-- Begin --

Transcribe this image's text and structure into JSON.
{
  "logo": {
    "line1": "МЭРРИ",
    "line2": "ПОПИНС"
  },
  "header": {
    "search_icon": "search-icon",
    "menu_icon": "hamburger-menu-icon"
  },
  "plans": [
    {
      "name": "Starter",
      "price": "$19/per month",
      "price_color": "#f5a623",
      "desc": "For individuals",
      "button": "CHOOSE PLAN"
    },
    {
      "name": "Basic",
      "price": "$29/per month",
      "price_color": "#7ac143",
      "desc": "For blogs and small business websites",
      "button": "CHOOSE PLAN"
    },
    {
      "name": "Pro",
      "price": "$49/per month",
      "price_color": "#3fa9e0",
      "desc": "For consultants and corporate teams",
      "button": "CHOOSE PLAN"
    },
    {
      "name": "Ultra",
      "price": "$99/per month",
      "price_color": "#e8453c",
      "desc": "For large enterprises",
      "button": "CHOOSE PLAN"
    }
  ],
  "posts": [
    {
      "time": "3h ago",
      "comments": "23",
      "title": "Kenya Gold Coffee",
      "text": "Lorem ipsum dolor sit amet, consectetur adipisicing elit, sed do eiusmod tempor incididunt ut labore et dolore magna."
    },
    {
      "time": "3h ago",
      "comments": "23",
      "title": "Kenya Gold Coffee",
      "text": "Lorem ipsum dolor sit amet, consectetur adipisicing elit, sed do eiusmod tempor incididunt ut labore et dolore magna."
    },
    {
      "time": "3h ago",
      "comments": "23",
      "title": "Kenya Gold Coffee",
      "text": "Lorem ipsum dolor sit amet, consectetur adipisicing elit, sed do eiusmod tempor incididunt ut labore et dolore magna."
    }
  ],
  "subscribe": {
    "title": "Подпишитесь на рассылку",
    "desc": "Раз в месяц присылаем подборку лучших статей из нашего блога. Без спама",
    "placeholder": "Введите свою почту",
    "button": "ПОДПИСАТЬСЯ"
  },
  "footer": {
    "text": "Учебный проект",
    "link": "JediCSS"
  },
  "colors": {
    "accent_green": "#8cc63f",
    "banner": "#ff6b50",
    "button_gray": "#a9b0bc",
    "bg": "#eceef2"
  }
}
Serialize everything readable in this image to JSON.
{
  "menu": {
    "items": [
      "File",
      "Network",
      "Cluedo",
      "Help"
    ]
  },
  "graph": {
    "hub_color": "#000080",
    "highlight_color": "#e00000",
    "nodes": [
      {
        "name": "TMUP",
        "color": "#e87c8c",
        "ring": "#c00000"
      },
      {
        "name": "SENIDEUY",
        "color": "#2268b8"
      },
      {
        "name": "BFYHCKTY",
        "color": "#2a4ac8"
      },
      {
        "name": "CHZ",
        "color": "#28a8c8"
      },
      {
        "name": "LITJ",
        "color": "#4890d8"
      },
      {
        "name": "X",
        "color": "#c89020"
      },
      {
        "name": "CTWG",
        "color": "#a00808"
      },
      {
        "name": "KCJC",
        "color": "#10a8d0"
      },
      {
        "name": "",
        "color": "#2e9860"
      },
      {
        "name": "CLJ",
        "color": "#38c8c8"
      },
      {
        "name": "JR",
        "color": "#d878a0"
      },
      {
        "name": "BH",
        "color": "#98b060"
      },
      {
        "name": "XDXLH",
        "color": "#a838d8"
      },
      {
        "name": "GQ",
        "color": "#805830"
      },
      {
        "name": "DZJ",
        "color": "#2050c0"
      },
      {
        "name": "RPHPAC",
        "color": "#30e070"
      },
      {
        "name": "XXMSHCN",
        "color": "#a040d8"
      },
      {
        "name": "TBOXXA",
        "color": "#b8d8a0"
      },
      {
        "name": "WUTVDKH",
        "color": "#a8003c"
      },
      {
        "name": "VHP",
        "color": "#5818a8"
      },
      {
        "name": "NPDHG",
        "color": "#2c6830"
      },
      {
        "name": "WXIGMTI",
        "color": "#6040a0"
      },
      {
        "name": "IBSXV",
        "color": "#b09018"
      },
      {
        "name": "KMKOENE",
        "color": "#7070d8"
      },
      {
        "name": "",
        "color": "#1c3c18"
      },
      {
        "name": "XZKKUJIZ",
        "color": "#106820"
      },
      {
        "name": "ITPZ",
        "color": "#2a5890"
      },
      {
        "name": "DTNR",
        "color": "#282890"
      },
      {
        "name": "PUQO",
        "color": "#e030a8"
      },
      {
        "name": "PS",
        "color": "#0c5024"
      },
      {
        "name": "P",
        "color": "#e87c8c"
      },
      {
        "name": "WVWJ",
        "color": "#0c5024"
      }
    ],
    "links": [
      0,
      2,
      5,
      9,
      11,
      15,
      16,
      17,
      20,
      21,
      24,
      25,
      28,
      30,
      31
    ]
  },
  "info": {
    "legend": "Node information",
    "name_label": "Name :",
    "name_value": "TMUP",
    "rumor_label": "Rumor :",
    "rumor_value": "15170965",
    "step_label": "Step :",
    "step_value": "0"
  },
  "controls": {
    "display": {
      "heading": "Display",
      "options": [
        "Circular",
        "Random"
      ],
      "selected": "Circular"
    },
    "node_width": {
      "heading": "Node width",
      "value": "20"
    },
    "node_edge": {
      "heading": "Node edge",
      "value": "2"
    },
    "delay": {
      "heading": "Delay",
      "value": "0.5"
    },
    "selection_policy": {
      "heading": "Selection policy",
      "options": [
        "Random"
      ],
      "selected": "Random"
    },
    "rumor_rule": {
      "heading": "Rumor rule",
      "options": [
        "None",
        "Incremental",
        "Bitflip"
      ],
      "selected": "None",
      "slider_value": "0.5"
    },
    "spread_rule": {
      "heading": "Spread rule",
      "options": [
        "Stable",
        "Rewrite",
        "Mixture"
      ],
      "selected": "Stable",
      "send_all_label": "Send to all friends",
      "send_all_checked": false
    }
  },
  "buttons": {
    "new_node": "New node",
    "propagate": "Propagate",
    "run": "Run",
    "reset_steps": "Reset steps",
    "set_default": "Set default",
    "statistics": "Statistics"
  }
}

-- End --

**REQUIREMENT**
Set down all of the records shown above once more, exactly.

**TASK RESPONSE**
Transcribe this image's text and structure into JSON.
{
  "logo": {
    "line1": "МЭРРИ",
    "line2": "ПОПИНС"
  },
  "header": {
    "search_icon": "search-icon",
    "menu_icon": "hamburger-menu-icon"
  },
  "plans": [
    {
      "name": "Starter",
      "price": "$19/per month",
      "price_color": "#f5a623",
      "desc": "For individuals",
      "button": "CHOOSE PLAN"
    },
    {
      "name": "Basic",
      "price": "$29/per month",
      "price_color": "#7ac143",
      "desc": "For blogs and small business websites",
      "button": "CHOOSE PLAN"
    },
    {
      "name": "Pro",
      "price": "$49/per month",
      "price_color": "#3fa9e0",
      "desc": "For consultants and corporate teams",
      "button": "CHOOSE PLAN"
    },
    {
      "name": "Ultra",
      "price": "$99/per month",
      "price_color": "#e8453c",
      "desc": "For large enterprises",
      "button": "CHOOSE PLAN"
    }
  ],
  "posts": [
    {
      "time": "3h ago",
      "comments": "23",
      "title": "Kenya Gold Coffee",
      "text": "Lorem ipsum dolor sit amet, consectetur adipisicing elit, sed do eiusmod tempor incididunt ut labore et dolore magna."
    },
    {
      "time": "3h ago",
      "comments": "23",
      "title": "Kenya Gold Coffee",
      "text": "Lorem ipsum dolor sit amet, consectetur adipisicing elit, sed do eiusmod tempor incididunt ut labore et dolore magna."
    },
    {
      "time": "3h ago",
      "comments": "23",
      "title": "Kenya Gold Coffee",
      "text": "Lorem ipsum dolor sit amet, consectetur adipisicing elit, sed do eiusmod tempor incididunt ut labore et dolore magna."
    }
  ],
  "subscribe": {
    "title": "Подпишитесь на рассылку",
    "desc": "Раз в месяц присылаем подборку лучших статей из нашего блога. Без спама",
    "placeholder": "Введите свою почту",
    "button": "ПОДПИСАТЬСЯ"
  },
  "footer": {
    "text": "Учебный проект",
    "link": "JediCSS"
  },
  "colors": {
    "accent_green": "#8cc63f",
    "banner": "#ff6b50",
    "button_gray": "#a9b0bc",
    "bg": "#eceef2"
  }
}
Serialize everything readable in this image to JSON.
{
  "menu": {
    "items": [
      "File",
      "Network",
      "Cluedo",
      "Help"
    ]
  },
  "graph": {
    "hub_color": "#000080",
    "highlight_color": "#e00000",
    "nodes": [
      {
        "name": "TMUP",
        "color": "#e87c8c",
        "ring": "#c00000"
      },
      {
        "name": "SENIDEUY",
        "color": "#2268b8"
      },
      {
        "name": "BFYHCKTY",
        "color": "#2a4ac8"
      },
      {
        "name": "CHZ",
        "color": "#28a8c8"
      },
      {
        "name": "LITJ",
        "color": "#4890d8"
      },
      {
        "name": "X",
        "color": "#c89020"
      },
      {
        "name": "CTWG",
        "color": "#a00808"
      },
      {
        "name": "KCJC",
        "color": "#10a8d0"
      },
      {
        "name": "",
        "color": "#2e9860"
      },
      {
        "name": "CLJ",
        "color": "#38c8c8"
      },
      {
        "name": "JR",
        "color": "#d878a0"
      },
      {
        "name": "BH",
        "color": "#98b060"
      },
      {
        "name": "XDXLH",
        "color": "#a838d8"
      },
      {
        "name": "GQ",
        "color": "#805830"
      },
      {
        "name": "DZJ",
        "color": "#2050c0"
      },
      {
        "name": "RPHPAC",
        "color": "#30e070"
      },
      {
        "name": "XXMSHCN",
        "color": "#a040d8"
      },
      {
        "name": "TBOXXA",
        "color": "#b8d8a0"
      },
      {
        "name": "WUTVDKH",
        "color": "#a8003c"
      },
      {
        "name": "VHP",
        "color": "#5818a8"
      },
      {
        "name": "NPDHG",
        "color": "#2c6830"
      },
      {
        "name": "WXIGMTI",
        "color": "#6040a0"
      },
      {
        "name": "IBSXV",
        "color": "#b09018"
      },
      {
        "name": "KMKOENE",
        "color": "#7070d8"
      },
      {
        "name": "",
        "color": "#1c3c18"
      },
      {
        "name": "XZKKUJIZ",
        "color": "#106820"
      },
      {
        "name": "ITPZ",
        "color": "#2a5890"
      },
      {
        "name": "DTNR",
        "color": "#282890"
      },
      {
        "name": "PUQO",
        "color": "#e030a8"
      },
      {
        "name": "PS",
        "color": "#0c5024"
      },
      {
        "name": "P",
        "color": "#e87c8c"
      },
      {
        "name": "WVWJ",
        "color": "#0c5024"
      }
    ],
    "links": [
      0,
      2,
      5,
      9,
      11,
      15,
      16,
      17,
      20,
      21,
      24,
      25,
      28,
      30,
      31
    ]
  },
  "info": {
    "legend": "Node information",
    "name_label": "Name :",
    "name_value": "TMUP",
    "rumor_label": "Rumor :",
    "rumor_value": "15170965",
    "step_label": "Step :",
    "step_value": "0"
  },
  "controls": {
    "display": {
      "heading": "Display",
      "options": [
        "Circular",
        "Random"
      ],
      "selected": "Circular"
    },
    "node_width": {
      "heading": "Node width",
      "value": "20"
    },
    "node_edge": {
      "heading": "Node edge",
      "value": "2"
    },
    "delay": {
      "heading": "Delay",
      "value": "0.5"
    },
    "selection_policy": {
      "heading": "Selection policy",
      "options": [
        "Random"
      ],
      "selected": "Random"
    },
    "rumor_rule": {
      "heading": "Rumor rule",
      "options": [
        "None",
        "Incremental",
        "Bitflip"
      ],
      "selected": "None",
      "slider_value": "0.5"
    },
    "spread_rule": {
      "heading": "Spread rule",
      "options": [
        "Stable",
        "Rewrite",
        "Mixture"
      ],
      "selected": "Stable",
      "send_all_label": "Send to all friends",
      "send_all_checked": false
    }
  },
  "buttons": {
    "new_node": "New node",
    "propagate": "Propagate",
    "run": "Run",
    "reset_steps": "Reset steps",
    "set_default": "Set default",
    "statistics": "Statistics"
  }
}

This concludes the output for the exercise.